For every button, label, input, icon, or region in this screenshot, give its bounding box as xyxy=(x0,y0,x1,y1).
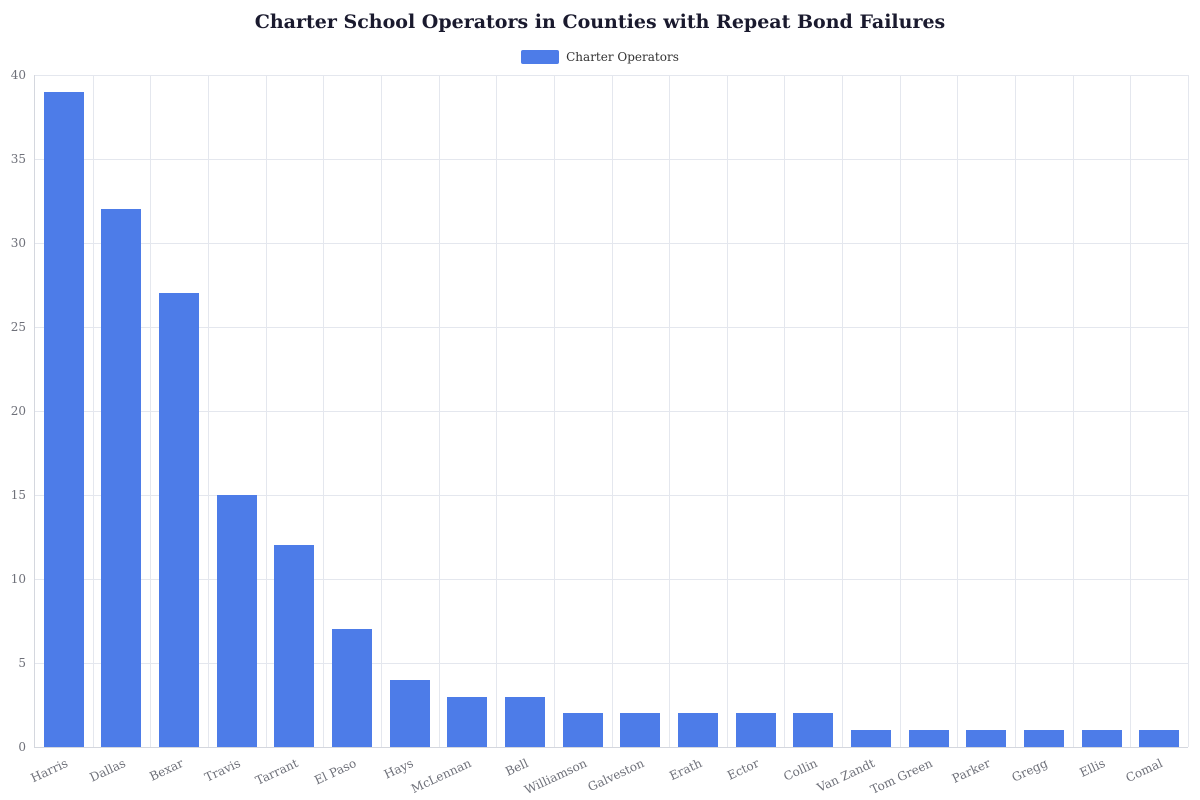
vertical-gridline xyxy=(1130,75,1132,747)
vertical-gridline xyxy=(265,75,267,747)
vertical-gridline xyxy=(380,75,382,747)
legend-swatch-icon xyxy=(521,50,560,64)
x-axis-tick-label: Bell xyxy=(503,756,531,779)
x-axis-tick-label: Hays xyxy=(382,756,416,782)
vertical-gridline xyxy=(611,75,613,747)
plot-area: 0 5 10 15 20 25 30 35 40 Harris Dallas Bexar Travis T… xyxy=(11,68,1189,797)
x-axis-tick-label: Comal xyxy=(1124,756,1166,786)
vertical-gridline xyxy=(899,75,901,747)
bar-mclennan[interactable] xyxy=(447,696,488,747)
vertical-gridline xyxy=(1015,75,1017,747)
vertical-gridline xyxy=(669,75,671,747)
y-axis-tick-label: 40 xyxy=(10,68,26,82)
vertical-gridline xyxy=(957,75,959,747)
vertical-gridline xyxy=(726,75,728,747)
vertical-gridline xyxy=(323,75,325,747)
bar-hays[interactable] xyxy=(389,679,430,747)
y-axis-tick-label: 20 xyxy=(10,404,26,418)
legend-label: Charter Operators xyxy=(566,50,679,64)
bar-erath[interactable] xyxy=(677,713,718,747)
x-axis-tick-label: El Paso xyxy=(311,756,358,788)
x-axis-tick-label: Harris xyxy=(28,756,70,786)
bar-parker[interactable] xyxy=(966,730,1007,747)
y-axis-tick-label: 0 xyxy=(18,740,26,754)
vertical-gridline xyxy=(1188,75,1189,747)
y-axis-tick-label: 25 xyxy=(10,320,26,334)
y-axis-tick-label: 15 xyxy=(10,488,26,502)
vertical-gridline xyxy=(842,75,844,747)
x-axis-tick-label: Erath xyxy=(666,756,704,784)
y-axis-tick-label: 5 xyxy=(18,656,26,670)
y-axis-tick-label: 30 xyxy=(10,236,26,250)
x-axis-tick-label: Tom Green xyxy=(868,756,935,797)
bar-dallas[interactable] xyxy=(101,209,142,747)
x-axis-tick-label: Dallas xyxy=(87,756,128,785)
bar-galveston[interactable] xyxy=(620,713,661,747)
x-axis-tick-label: Van Zandt xyxy=(814,756,877,795)
bar-tarrant[interactable] xyxy=(274,545,315,747)
vertical-gridline xyxy=(1072,75,1074,747)
bar-harris[interactable] xyxy=(43,91,84,747)
legend-item[interactable]: Charter Operators xyxy=(0,50,1200,64)
vertical-gridline xyxy=(496,75,498,747)
x-axis-tick-label: Travis xyxy=(202,756,243,785)
vertical-gridline xyxy=(92,75,94,747)
x-axis-tick-label: Ector xyxy=(725,756,762,783)
bar-bexar[interactable] xyxy=(159,293,200,747)
bar-collin[interactable] xyxy=(793,713,834,747)
bar-ector[interactable] xyxy=(735,713,776,747)
x-axis-tick-label: Bexar xyxy=(146,756,186,784)
bar-gregg[interactable] xyxy=(1023,730,1064,747)
vertical-gridline xyxy=(207,75,209,747)
y-axis-tick-label: 10 xyxy=(10,572,26,586)
bar-el-paso[interactable] xyxy=(332,629,373,747)
y-axis-tick-label: 35 xyxy=(10,152,26,166)
x-axis-tick-label: Gregg xyxy=(1009,756,1050,785)
bar-tom-green[interactable] xyxy=(908,730,949,747)
bar-comal[interactable] xyxy=(1139,730,1180,747)
x-axis-tick-label: Williamson xyxy=(521,756,589,798)
bar-bell[interactable] xyxy=(505,696,546,747)
bar-ellis[interactable] xyxy=(1081,730,1122,747)
vertical-gridline xyxy=(438,75,440,747)
x-axis-tick-label: Parker xyxy=(949,756,993,786)
vertical-gridline xyxy=(784,75,786,747)
x-axis-tick-label: Galveston xyxy=(585,756,647,795)
x-axis-tick-label: Tarrant xyxy=(253,756,301,788)
bar-williamson[interactable] xyxy=(562,713,603,747)
bar-travis[interactable] xyxy=(216,495,257,747)
vertical-gridline xyxy=(150,75,152,747)
chart-title: Charter School Operators in Counties wit… xyxy=(254,11,946,33)
vertical-gridline xyxy=(553,75,555,747)
x-axis-tick-label: Collin xyxy=(780,756,820,784)
bar-van-zandt[interactable] xyxy=(850,730,891,747)
x-axis-tick-label: McLennan xyxy=(408,756,474,796)
x-axis-tick-label: Ellis xyxy=(1077,756,1108,780)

▬▬▬▬▬▬

### [WHAT YOU SHOULD DO]
Reproduce all of the data above verbatim, omitting the picture.

### [COMPLETE RESPONSE]
For every button, label, input, icon, or region in this screenshot, give its bounding box as xyxy=(x0,y0,x1,y1).
vertical-gridline xyxy=(1130,75,1132,747)
vertical-gridline xyxy=(265,75,267,747)
vertical-gridline xyxy=(380,75,382,747)
legend-swatch-icon xyxy=(521,50,560,64)
x-axis-tick-label: Bell xyxy=(503,756,531,779)
x-axis-tick-label: Hays xyxy=(382,756,416,782)
vertical-gridline xyxy=(611,75,613,747)
plot-area: 0 5 10 15 20 25 30 35 40 Harris Dallas Bexar Travis T… xyxy=(11,68,1189,797)
x-axis-tick-label: Comal xyxy=(1124,756,1166,786)
vertical-gridline xyxy=(899,75,901,747)
bar-mclennan[interactable] xyxy=(447,696,488,747)
vertical-gridline xyxy=(1015,75,1017,747)
vertical-gridline xyxy=(669,75,671,747)
y-axis-tick-label: 40 xyxy=(10,68,26,82)
vertical-gridline xyxy=(957,75,959,747)
vertical-gridline xyxy=(726,75,728,747)
vertical-gridline xyxy=(323,75,325,747)
bar-hays[interactable] xyxy=(389,679,430,747)
y-axis-tick-label: 20 xyxy=(10,404,26,418)
legend-label: Charter Operators xyxy=(566,50,679,64)
bar-erath[interactable] xyxy=(677,713,718,747)
x-axis-tick-label: El Paso xyxy=(311,756,358,788)
x-axis-tick-label: Harris xyxy=(28,756,70,786)
bar-parker[interactable] xyxy=(966,730,1007,747)
y-axis-tick-label: 0 xyxy=(18,740,26,754)
vertical-gridline xyxy=(1188,75,1189,747)
y-axis-tick-label: 25 xyxy=(10,320,26,334)
y-axis-tick-label: 15 xyxy=(10,488,26,502)
vertical-gridline xyxy=(842,75,844,747)
x-axis-tick-label: Erath xyxy=(666,756,704,784)
y-axis-tick-label: 5 xyxy=(18,656,26,670)
y-axis-tick-label: 30 xyxy=(10,236,26,250)
x-axis-tick-label: Tom Green xyxy=(868,756,935,797)
bar-dallas[interactable] xyxy=(101,209,142,747)
x-axis-tick-label: Dallas xyxy=(87,756,128,785)
bar-galveston[interactable] xyxy=(620,713,661,747)
x-axis-tick-label: Van Zandt xyxy=(814,756,877,795)
bar-tarrant[interactable] xyxy=(274,545,315,747)
vertical-gridline xyxy=(1072,75,1074,747)
bar-harris[interactable] xyxy=(43,91,84,747)
legend-item[interactable]: Charter Operators xyxy=(0,50,1200,64)
vertical-gridline xyxy=(496,75,498,747)
x-axis-tick-label: Travis xyxy=(202,756,243,785)
vertical-gridline xyxy=(92,75,94,747)
x-axis-tick-label: Ector xyxy=(725,756,762,783)
bar-bexar[interactable] xyxy=(159,293,200,747)
bar-collin[interactable] xyxy=(793,713,834,747)
bar-ector[interactable] xyxy=(735,713,776,747)
x-axis-tick-label: Bexar xyxy=(146,756,186,784)
bar-gregg[interactable] xyxy=(1023,730,1064,747)
vertical-gridline xyxy=(207,75,209,747)
y-axis-tick-label: 10 xyxy=(10,572,26,586)
bar-el-paso[interactable] xyxy=(332,629,373,747)
y-axis-tick-label: 35 xyxy=(10,152,26,166)
x-axis-tick-label: Gregg xyxy=(1009,756,1050,785)
bar-tom-green[interactable] xyxy=(908,730,949,747)
bar-comal[interactable] xyxy=(1139,730,1180,747)
x-axis-tick-label: Williamson xyxy=(521,756,589,798)
bar-bell[interactable] xyxy=(505,696,546,747)
bar-ellis[interactable] xyxy=(1081,730,1122,747)
vertical-gridline xyxy=(438,75,440,747)
x-axis-tick-label: Parker xyxy=(949,756,993,786)
vertical-gridline xyxy=(784,75,786,747)
x-axis-tick-label: Galveston xyxy=(585,756,647,795)
x-axis-tick-label: Tarrant xyxy=(253,756,301,788)
bar-williamson[interactable] xyxy=(562,713,603,747)
bar-travis[interactable] xyxy=(216,495,257,747)
vertical-gridline xyxy=(150,75,152,747)
chart-title: Charter School Operators in Counties wit… xyxy=(254,11,946,33)
vertical-gridline xyxy=(553,75,555,747)
x-axis-tick-label: Collin xyxy=(780,756,820,784)
bar-van-zandt[interactable] xyxy=(850,730,891,747)
x-axis-tick-label: McLennan xyxy=(408,756,474,796)
x-axis-tick-label: Ellis xyxy=(1077,756,1108,780)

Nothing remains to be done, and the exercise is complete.